AIM OF THE TASK: Print all of the lines exactly. Any picture among them stays out.

Collected data entries
┄┄┄┄┄┄

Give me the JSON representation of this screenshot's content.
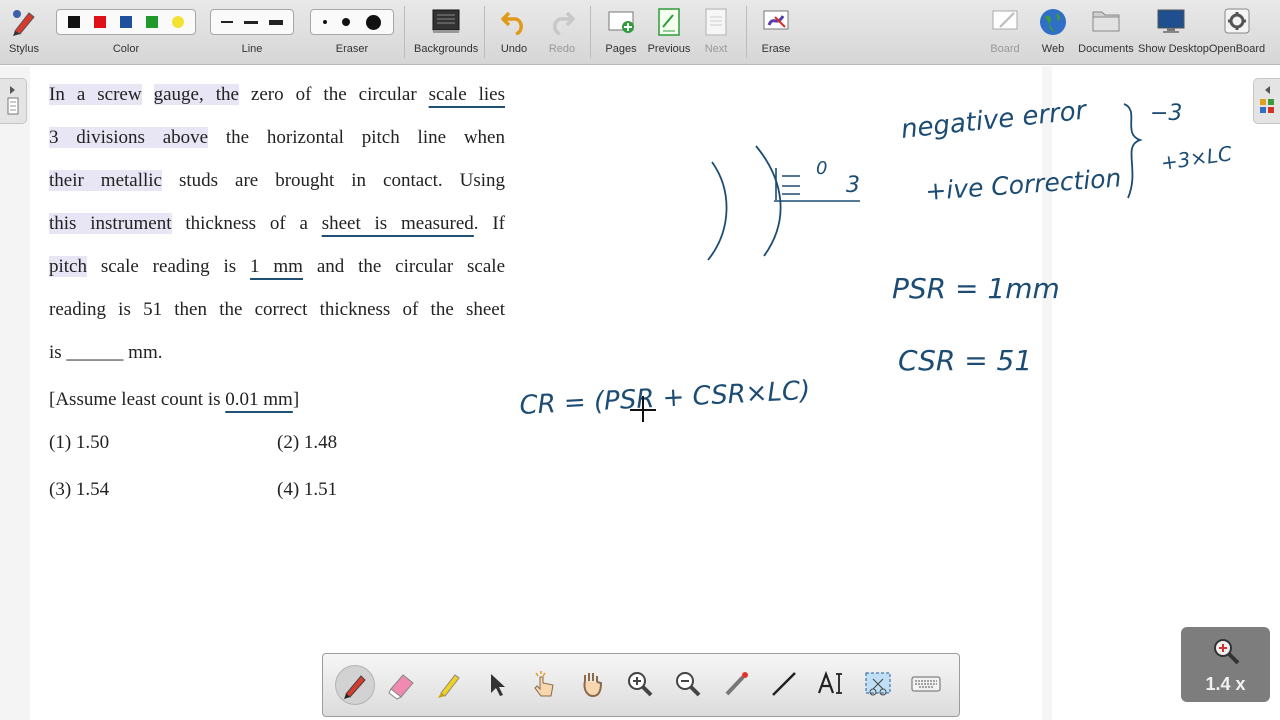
{
  "toolbar": {
    "stylus": "Stylus",
    "color": "Color",
    "line": "Line",
    "eraser": "Eraser",
    "backgrounds": "Backgrounds",
    "undo": "Undo",
    "redo": "Redo",
    "pages": "Pages",
    "previous": "Previous",
    "next": "Next",
    "erase": "Erase",
    "board": "Board",
    "web": "Web",
    "documents": "Documents",
    "show_desktop": "Show Desktop",
    "openboard": "OpenBoard",
    "colors": [
      "#111111",
      "#e0101a",
      "#1d4f9a",
      "#1f9a2a",
      "#f2e332"
    ]
  },
  "question": {
    "l1_a": "In a screw",
    "l1_b": "gauge, the",
    "l1_c": "zero of the circular",
    "l1_d": "scale lies",
    "l2_a": "3 divisions above",
    "l2_b": "the horizontal pitch line when",
    "l3_a": "their metallic",
    "l3_b": "studs are brought in contact. Using",
    "l4_a": "this instrument",
    "l4_b": "thickness of a",
    "l4_c": "sheet is measured",
    "l4_d": ". If",
    "l5_a": "pitch",
    "l5_b": "scale reading is",
    "l5_c": "1 mm",
    "l5_d": "and the circular scale",
    "l6": "reading is 51 then the correct thickness of the sheet",
    "l7": "is ______ mm.",
    "l8_a": "[Assume least count is",
    "l8_b": "0.01 mm",
    "l8_c": "]",
    "opt1": "(1) 1.50",
    "opt2": "(2) 1.48",
    "opt3": "(3) 1.54",
    "opt4": "(4) 1.51"
  },
  "annotations": {
    "neg_error": "negative error",
    "minus3": "−3",
    "pos_correction": "+ive Correction",
    "plus3lc": "+3×LC",
    "psr": "PSR = 1mm",
    "csr": "CSR = 51",
    "cr": "CR = (PSR + CSR×LC)",
    "scale_zero": "0",
    "scale_three": "3"
  },
  "zoom": {
    "label": "1.4 x"
  }
}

┄┄┄┄┄┄

PROBLEM SOLUTION:
Give me the JSON representation of this screenshot's content.
{
  "toolbar": {
    "stylus": "Stylus",
    "color": "Color",
    "line": "Line",
    "eraser": "Eraser",
    "backgrounds": "Backgrounds",
    "undo": "Undo",
    "redo": "Redo",
    "pages": "Pages",
    "previous": "Previous",
    "next": "Next",
    "erase": "Erase",
    "board": "Board",
    "web": "Web",
    "documents": "Documents",
    "show_desktop": "Show Desktop",
    "openboard": "OpenBoard",
    "colors": [
      "#111111",
      "#e0101a",
      "#1d4f9a",
      "#1f9a2a",
      "#f2e332"
    ]
  },
  "question": {
    "l1_a": "In a screw",
    "l1_b": "gauge, the",
    "l1_c": "zero of the circular",
    "l1_d": "scale lies",
    "l2_a": "3 divisions above",
    "l2_b": "the horizontal pitch line when",
    "l3_a": "their metallic",
    "l3_b": "studs are brought in contact. Using",
    "l4_a": "this instrument",
    "l4_b": "thickness of a",
    "l4_c": "sheet is measured",
    "l4_d": ". If",
    "l5_a": "pitch",
    "l5_b": "scale reading is",
    "l5_c": "1 mm",
    "l5_d": "and the circular scale",
    "l6": "reading is 51 then the correct thickness of the sheet",
    "l7": "is ______ mm.",
    "l8_a": "[Assume least count is",
    "l8_b": "0.01 mm",
    "l8_c": "]",
    "opt1": "(1) 1.50",
    "opt2": "(2) 1.48",
    "opt3": "(3) 1.54",
    "opt4": "(4) 1.51"
  },
  "annotations": {
    "neg_error": "negative error",
    "minus3": "−3",
    "pos_correction": "+ive Correction",
    "plus3lc": "+3×LC",
    "psr": "PSR = 1mm",
    "csr": "CSR = 51",
    "cr": "CR = (PSR + CSR×LC)",
    "scale_zero": "0",
    "scale_three": "3"
  },
  "zoom": {
    "label": "1.4 x"
  }
}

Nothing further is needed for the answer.